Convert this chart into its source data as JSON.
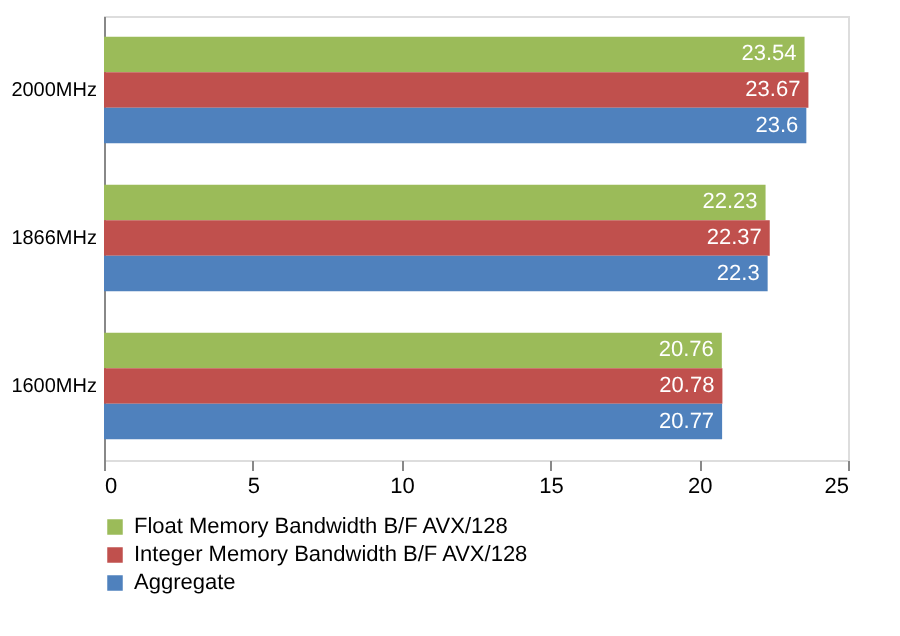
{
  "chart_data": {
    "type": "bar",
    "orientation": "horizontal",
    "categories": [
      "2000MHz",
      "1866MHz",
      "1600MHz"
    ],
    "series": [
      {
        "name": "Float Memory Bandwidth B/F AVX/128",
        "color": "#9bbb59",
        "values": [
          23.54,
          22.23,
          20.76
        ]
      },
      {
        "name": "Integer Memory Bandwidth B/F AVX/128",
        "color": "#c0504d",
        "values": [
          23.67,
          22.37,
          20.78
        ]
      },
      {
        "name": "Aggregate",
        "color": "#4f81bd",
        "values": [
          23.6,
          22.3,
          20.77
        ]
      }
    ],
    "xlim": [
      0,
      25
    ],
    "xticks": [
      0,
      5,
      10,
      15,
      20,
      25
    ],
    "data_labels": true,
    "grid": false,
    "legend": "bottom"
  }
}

Set problem ▸
Repeat each entry above word for word, leaving every picture out.

Complete response ▸
Convert this chart into its source data as JSON.
{
  "chart_data": {
    "type": "bar",
    "orientation": "horizontal",
    "categories": [
      "2000MHz",
      "1866MHz",
      "1600MHz"
    ],
    "series": [
      {
        "name": "Float Memory Bandwidth B/F AVX/128",
        "color": "#9bbb59",
        "values": [
          23.54,
          22.23,
          20.76
        ]
      },
      {
        "name": "Integer Memory Bandwidth B/F AVX/128",
        "color": "#c0504d",
        "values": [
          23.67,
          22.37,
          20.78
        ]
      },
      {
        "name": "Aggregate",
        "color": "#4f81bd",
        "values": [
          23.6,
          22.3,
          20.77
        ]
      }
    ],
    "xlim": [
      0,
      25
    ],
    "xticks": [
      0,
      5,
      10,
      15,
      20,
      25
    ],
    "data_labels": true,
    "grid": false,
    "legend": "bottom"
  }
}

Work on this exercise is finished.